Problem statement. Copy out each line of the material below with no changes.

++++

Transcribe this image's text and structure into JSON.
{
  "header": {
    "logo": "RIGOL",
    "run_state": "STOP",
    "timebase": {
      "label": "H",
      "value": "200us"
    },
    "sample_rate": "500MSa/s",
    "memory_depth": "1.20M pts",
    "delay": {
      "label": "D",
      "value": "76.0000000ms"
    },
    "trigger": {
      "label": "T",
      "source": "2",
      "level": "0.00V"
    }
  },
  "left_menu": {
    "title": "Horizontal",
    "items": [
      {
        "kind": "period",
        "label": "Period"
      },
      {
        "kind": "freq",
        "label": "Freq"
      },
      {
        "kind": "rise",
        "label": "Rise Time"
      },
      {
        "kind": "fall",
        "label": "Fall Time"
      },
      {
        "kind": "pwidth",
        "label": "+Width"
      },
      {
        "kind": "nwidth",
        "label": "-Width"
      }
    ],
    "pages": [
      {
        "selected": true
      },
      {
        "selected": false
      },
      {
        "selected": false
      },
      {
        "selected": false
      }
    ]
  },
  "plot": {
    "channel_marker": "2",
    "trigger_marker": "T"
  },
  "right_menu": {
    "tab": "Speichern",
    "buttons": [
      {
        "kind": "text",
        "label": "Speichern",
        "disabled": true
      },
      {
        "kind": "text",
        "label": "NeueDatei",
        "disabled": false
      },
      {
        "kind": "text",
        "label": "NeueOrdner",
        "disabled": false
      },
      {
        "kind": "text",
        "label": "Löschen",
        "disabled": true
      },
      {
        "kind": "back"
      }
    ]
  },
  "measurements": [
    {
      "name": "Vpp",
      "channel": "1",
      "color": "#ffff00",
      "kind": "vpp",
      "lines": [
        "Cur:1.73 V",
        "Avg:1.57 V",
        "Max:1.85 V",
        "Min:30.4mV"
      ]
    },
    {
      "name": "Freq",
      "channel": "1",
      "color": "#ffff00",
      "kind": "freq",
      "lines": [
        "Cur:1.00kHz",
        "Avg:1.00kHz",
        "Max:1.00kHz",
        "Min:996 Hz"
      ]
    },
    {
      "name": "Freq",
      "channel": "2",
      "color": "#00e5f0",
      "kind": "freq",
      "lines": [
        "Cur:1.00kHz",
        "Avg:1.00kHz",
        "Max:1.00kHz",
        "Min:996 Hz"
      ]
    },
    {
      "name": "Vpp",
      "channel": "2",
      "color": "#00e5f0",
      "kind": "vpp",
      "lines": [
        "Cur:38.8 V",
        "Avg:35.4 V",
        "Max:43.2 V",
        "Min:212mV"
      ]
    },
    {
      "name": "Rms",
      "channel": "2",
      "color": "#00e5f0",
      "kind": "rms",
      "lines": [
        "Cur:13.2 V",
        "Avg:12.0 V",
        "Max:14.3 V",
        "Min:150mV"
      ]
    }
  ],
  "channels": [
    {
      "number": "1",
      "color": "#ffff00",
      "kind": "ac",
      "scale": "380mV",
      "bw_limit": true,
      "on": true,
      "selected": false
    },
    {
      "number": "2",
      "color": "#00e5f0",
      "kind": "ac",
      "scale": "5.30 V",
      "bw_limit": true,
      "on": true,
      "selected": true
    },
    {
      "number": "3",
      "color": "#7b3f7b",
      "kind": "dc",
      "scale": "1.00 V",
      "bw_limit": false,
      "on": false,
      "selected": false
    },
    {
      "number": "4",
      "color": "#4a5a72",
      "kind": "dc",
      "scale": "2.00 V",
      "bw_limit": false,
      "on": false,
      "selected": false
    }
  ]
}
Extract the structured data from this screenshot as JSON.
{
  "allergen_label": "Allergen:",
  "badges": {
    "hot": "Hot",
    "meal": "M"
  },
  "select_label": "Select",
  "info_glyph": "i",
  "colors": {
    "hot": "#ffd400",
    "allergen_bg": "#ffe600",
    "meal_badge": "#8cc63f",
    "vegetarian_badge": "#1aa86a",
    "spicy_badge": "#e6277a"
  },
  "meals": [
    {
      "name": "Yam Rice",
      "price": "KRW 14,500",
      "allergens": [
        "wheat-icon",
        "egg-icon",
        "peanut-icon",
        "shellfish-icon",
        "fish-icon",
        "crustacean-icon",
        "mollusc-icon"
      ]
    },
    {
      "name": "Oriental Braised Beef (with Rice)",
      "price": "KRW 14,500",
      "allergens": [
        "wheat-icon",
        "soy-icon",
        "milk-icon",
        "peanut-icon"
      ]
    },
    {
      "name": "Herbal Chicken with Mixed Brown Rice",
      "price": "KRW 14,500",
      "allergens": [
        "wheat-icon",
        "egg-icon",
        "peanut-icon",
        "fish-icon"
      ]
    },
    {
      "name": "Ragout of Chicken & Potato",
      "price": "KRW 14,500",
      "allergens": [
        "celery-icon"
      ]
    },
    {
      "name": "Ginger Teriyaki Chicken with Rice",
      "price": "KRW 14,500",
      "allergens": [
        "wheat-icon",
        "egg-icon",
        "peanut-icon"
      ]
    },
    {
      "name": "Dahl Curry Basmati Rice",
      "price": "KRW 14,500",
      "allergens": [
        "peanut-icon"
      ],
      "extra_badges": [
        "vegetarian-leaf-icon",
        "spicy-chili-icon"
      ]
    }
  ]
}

++++

Problem solution.
Transcribe this image's text and structure into JSON.
{
  "header": {
    "logo": "RIGOL",
    "run_state": "STOP",
    "timebase": {
      "label": "H",
      "value": "200us"
    },
    "sample_rate": "500MSa/s",
    "memory_depth": "1.20M pts",
    "delay": {
      "label": "D",
      "value": "76.0000000ms"
    },
    "trigger": {
      "label": "T",
      "source": "2",
      "level": "0.00V"
    }
  },
  "left_menu": {
    "title": "Horizontal",
    "items": [
      {
        "kind": "period",
        "label": "Period"
      },
      {
        "kind": "freq",
        "label": "Freq"
      },
      {
        "kind": "rise",
        "label": "Rise Time"
      },
      {
        "kind": "fall",
        "label": "Fall Time"
      },
      {
        "kind": "pwidth",
        "label": "+Width"
      },
      {
        "kind": "nwidth",
        "label": "-Width"
      }
    ],
    "pages": [
      {
        "selected": true
      },
      {
        "selected": false
      },
      {
        "selected": false
      },
      {
        "selected": false
      }
    ]
  },
  "plot": {
    "channel_marker": "2",
    "trigger_marker": "T"
  },
  "right_menu": {
    "tab": "Speichern",
    "buttons": [
      {
        "kind": "text",
        "label": "Speichern",
        "disabled": true
      },
      {
        "kind": "text",
        "label": "NeueDatei",
        "disabled": false
      },
      {
        "kind": "text",
        "label": "NeueOrdner",
        "disabled": false
      },
      {
        "kind": "text",
        "label": "Löschen",
        "disabled": true
      },
      {
        "kind": "back"
      }
    ]
  },
  "measurements": [
    {
      "name": "Vpp",
      "channel": "1",
      "color": "#ffff00",
      "kind": "vpp",
      "lines": [
        "Cur:1.73 V",
        "Avg:1.57 V",
        "Max:1.85 V",
        "Min:30.4mV"
      ]
    },
    {
      "name": "Freq",
      "channel": "1",
      "color": "#ffff00",
      "kind": "freq",
      "lines": [
        "Cur:1.00kHz",
        "Avg:1.00kHz",
        "Max:1.00kHz",
        "Min:996 Hz"
      ]
    },
    {
      "name": "Freq",
      "channel": "2",
      "color": "#00e5f0",
      "kind": "freq",
      "lines": [
        "Cur:1.00kHz",
        "Avg:1.00kHz",
        "Max:1.00kHz",
        "Min:996 Hz"
      ]
    },
    {
      "name": "Vpp",
      "channel": "2",
      "color": "#00e5f0",
      "kind": "vpp",
      "lines": [
        "Cur:38.8 V",
        "Avg:35.4 V",
        "Max:43.2 V",
        "Min:212mV"
      ]
    },
    {
      "name": "Rms",
      "channel": "2",
      "color": "#00e5f0",
      "kind": "rms",
      "lines": [
        "Cur:13.2 V",
        "Avg:12.0 V",
        "Max:14.3 V",
        "Min:150mV"
      ]
    }
  ],
  "channels": [
    {
      "number": "1",
      "color": "#ffff00",
      "kind": "ac",
      "scale": "380mV",
      "bw_limit": true,
      "on": true,
      "selected": false
    },
    {
      "number": "2",
      "color": "#00e5f0",
      "kind": "ac",
      "scale": "5.30 V",
      "bw_limit": true,
      "on": true,
      "selected": true
    },
    {
      "number": "3",
      "color": "#7b3f7b",
      "kind": "dc",
      "scale": "1.00 V",
      "bw_limit": false,
      "on": false,
      "selected": false
    },
    {
      "number": "4",
      "color": "#4a5a72",
      "kind": "dc",
      "scale": "2.00 V",
      "bw_limit": false,
      "on": false,
      "selected": false
    }
  ]
}
Extract the structured data from this screenshot as JSON.
{
  "allergen_label": "Allergen:",
  "badges": {
    "hot": "Hot",
    "meal": "M"
  },
  "select_label": "Select",
  "info_glyph": "i",
  "colors": {
    "hot": "#ffd400",
    "allergen_bg": "#ffe600",
    "meal_badge": "#8cc63f",
    "vegetarian_badge": "#1aa86a",
    "spicy_badge": "#e6277a"
  },
  "meals": [
    {
      "name": "Yam Rice",
      "price": "KRW 14,500",
      "allergens": [
        "wheat-icon",
        "egg-icon",
        "peanut-icon",
        "shellfish-icon",
        "fish-icon",
        "crustacean-icon",
        "mollusc-icon"
      ]
    },
    {
      "name": "Oriental Braised Beef (with Rice)",
      "price": "KRW 14,500",
      "allergens": [
        "wheat-icon",
        "soy-icon",
        "milk-icon",
        "peanut-icon"
      ]
    },
    {
      "name": "Herbal Chicken with Mixed Brown Rice",
      "price": "KRW 14,500",
      "allergens": [
        "wheat-icon",
        "egg-icon",
        "peanut-icon",
        "fish-icon"
      ]
    },
    {
      "name": "Ragout of Chicken & Potato",
      "price": "KRW 14,500",
      "allergens": [
        "celery-icon"
      ]
    },
    {
      "name": "Ginger Teriyaki Chicken with Rice",
      "price": "KRW 14,500",
      "allergens": [
        "wheat-icon",
        "egg-icon",
        "peanut-icon"
      ]
    },
    {
      "name": "Dahl Curry Basmati Rice",
      "price": "KRW 14,500",
      "allergens": [
        "peanut-icon"
      ],
      "extra_badges": [
        "vegetarian-leaf-icon",
        "spicy-chili-icon"
      ]
    }
  ]
}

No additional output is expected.